Stated goal »
Copy out every record below with complete accuracy.

+---+

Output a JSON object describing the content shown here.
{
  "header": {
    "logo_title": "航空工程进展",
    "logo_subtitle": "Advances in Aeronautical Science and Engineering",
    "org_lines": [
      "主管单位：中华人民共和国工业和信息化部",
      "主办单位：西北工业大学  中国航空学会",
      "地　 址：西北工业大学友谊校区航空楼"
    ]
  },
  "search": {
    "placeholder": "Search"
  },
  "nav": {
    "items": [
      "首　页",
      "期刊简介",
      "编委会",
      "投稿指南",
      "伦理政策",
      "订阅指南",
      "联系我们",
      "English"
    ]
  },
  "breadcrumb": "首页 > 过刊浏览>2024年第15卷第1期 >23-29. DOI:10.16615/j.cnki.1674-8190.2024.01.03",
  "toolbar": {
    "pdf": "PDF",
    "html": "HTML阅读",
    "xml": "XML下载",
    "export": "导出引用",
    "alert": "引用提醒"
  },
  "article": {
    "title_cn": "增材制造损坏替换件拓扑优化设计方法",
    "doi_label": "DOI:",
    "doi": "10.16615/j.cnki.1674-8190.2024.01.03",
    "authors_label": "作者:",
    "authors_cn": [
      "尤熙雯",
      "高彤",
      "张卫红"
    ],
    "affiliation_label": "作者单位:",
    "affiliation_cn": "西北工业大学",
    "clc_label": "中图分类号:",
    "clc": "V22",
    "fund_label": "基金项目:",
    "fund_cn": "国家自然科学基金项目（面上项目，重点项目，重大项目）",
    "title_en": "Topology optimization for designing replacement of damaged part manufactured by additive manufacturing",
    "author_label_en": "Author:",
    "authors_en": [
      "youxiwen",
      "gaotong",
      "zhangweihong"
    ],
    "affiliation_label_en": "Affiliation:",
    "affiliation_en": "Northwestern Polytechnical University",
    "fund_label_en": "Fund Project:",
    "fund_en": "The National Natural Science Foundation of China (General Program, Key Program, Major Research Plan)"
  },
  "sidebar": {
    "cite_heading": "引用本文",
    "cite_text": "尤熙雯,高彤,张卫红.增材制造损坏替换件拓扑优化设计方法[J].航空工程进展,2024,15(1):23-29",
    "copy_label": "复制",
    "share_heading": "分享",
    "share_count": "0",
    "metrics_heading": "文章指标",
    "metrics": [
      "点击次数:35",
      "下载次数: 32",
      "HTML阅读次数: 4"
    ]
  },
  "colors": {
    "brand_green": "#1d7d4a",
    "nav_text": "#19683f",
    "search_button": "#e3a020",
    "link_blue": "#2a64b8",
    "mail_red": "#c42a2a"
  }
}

+---+

Written solution »
Output a JSON object describing the content shown here.
{
  "header": {
    "logo_title": "航空工程进展",
    "logo_subtitle": "Advances in Aeronautical Science and Engineering",
    "org_lines": [
      "主管单位：中华人民共和国工业和信息化部",
      "主办单位：西北工业大学  中国航空学会",
      "地　 址：西北工业大学友谊校区航空楼"
    ]
  },
  "search": {
    "placeholder": "Search"
  },
  "nav": {
    "items": [
      "首　页",
      "期刊简介",
      "编委会",
      "投稿指南",
      "伦理政策",
      "订阅指南",
      "联系我们",
      "English"
    ]
  },
  "breadcrumb": "首页 > 过刊浏览>2024年第15卷第1期 >23-29. DOI:10.16615/j.cnki.1674-8190.2024.01.03",
  "toolbar": {
    "pdf": "PDF",
    "html": "HTML阅读",
    "xml": "XML下载",
    "export": "导出引用",
    "alert": "引用提醒"
  },
  "article": {
    "title_cn": "增材制造损坏替换件拓扑优化设计方法",
    "doi_label": "DOI:",
    "doi": "10.16615/j.cnki.1674-8190.2024.01.03",
    "authors_label": "作者:",
    "authors_cn": [
      "尤熙雯",
      "高彤",
      "张卫红"
    ],
    "affiliation_label": "作者单位:",
    "affiliation_cn": "西北工业大学",
    "clc_label": "中图分类号:",
    "clc": "V22",
    "fund_label": "基金项目:",
    "fund_cn": "国家自然科学基金项目（面上项目，重点项目，重大项目）",
    "title_en": "Topology optimization for designing replacement of damaged part manufactured by additive manufacturing",
    "author_label_en": "Author:",
    "authors_en": [
      "youxiwen",
      "gaotong",
      "zhangweihong"
    ],
    "affiliation_label_en": "Affiliation:",
    "affiliation_en": "Northwestern Polytechnical University",
    "fund_label_en": "Fund Project:",
    "fund_en": "The National Natural Science Foundation of China (General Program, Key Program, Major Research Plan)"
  },
  "sidebar": {
    "cite_heading": "引用本文",
    "cite_text": "尤熙雯,高彤,张卫红.增材制造损坏替换件拓扑优化设计方法[J].航空工程进展,2024,15(1):23-29",
    "copy_label": "复制",
    "share_heading": "分享",
    "share_count": "0",
    "metrics_heading": "文章指标",
    "metrics": [
      "点击次数:35",
      "下载次数: 32",
      "HTML阅读次数: 4"
    ]
  },
  "colors": {
    "brand_green": "#1d7d4a",
    "nav_text": "#19683f",
    "search_button": "#e3a020",
    "link_blue": "#2a64b8",
    "mail_red": "#c42a2a"
  }
}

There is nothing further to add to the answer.